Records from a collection
┄┄┄┄┄┄┄┄┄┄

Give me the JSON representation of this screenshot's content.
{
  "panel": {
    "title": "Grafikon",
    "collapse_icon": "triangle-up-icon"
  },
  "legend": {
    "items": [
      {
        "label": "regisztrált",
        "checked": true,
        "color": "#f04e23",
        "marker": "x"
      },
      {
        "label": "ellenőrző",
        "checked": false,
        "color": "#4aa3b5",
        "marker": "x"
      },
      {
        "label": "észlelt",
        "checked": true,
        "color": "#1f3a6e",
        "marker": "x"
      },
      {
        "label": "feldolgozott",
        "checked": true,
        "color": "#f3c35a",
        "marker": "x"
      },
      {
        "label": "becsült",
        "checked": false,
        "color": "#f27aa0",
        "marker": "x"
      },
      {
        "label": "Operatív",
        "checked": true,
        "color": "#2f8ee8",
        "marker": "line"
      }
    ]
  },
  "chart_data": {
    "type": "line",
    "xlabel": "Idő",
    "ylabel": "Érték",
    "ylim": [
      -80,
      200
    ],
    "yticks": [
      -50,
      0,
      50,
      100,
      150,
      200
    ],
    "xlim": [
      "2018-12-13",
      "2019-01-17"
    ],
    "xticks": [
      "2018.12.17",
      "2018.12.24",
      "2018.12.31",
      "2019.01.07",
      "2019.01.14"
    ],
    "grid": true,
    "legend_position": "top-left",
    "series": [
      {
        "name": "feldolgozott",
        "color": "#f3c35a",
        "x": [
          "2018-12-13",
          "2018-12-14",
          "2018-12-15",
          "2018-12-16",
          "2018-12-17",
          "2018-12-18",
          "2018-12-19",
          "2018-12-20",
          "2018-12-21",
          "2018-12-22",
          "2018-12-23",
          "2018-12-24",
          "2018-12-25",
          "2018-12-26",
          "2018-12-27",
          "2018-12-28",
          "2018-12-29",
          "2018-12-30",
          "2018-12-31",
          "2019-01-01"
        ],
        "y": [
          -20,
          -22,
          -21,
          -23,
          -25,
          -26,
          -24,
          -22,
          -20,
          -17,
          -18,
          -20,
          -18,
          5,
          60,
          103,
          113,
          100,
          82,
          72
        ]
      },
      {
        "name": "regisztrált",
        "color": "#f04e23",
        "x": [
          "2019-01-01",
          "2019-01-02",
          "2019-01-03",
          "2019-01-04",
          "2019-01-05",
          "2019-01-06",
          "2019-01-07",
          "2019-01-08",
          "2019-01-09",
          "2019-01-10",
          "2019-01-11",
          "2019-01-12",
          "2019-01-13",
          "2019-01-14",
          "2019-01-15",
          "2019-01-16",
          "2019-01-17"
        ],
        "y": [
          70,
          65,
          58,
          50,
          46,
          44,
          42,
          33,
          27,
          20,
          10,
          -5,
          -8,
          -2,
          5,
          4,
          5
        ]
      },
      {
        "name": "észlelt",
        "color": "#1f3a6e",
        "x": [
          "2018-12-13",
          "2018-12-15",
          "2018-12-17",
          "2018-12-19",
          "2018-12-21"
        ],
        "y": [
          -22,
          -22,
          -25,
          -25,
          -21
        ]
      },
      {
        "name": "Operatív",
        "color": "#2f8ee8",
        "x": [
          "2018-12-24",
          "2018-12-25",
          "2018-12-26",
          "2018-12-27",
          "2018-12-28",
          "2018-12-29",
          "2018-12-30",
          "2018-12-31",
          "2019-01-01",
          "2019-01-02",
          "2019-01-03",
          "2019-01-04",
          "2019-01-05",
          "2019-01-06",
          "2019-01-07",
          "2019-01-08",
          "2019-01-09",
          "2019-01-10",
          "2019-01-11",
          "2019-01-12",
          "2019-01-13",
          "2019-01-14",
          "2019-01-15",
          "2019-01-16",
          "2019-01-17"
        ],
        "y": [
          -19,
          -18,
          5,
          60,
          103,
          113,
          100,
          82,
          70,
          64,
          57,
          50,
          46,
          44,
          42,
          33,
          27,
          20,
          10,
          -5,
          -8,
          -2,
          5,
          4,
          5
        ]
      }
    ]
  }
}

┄┄┄┄┄┄┄┄┄┄

◆ EXERCISE ◆
Return every line holding the word "name" from the records.

◆ SOLUTION TO THE EXERCISE ◆
        "name": "feldolgozott",
        "name": "regisztrált",
        "name": "észlelt",
        "name": "Operatív",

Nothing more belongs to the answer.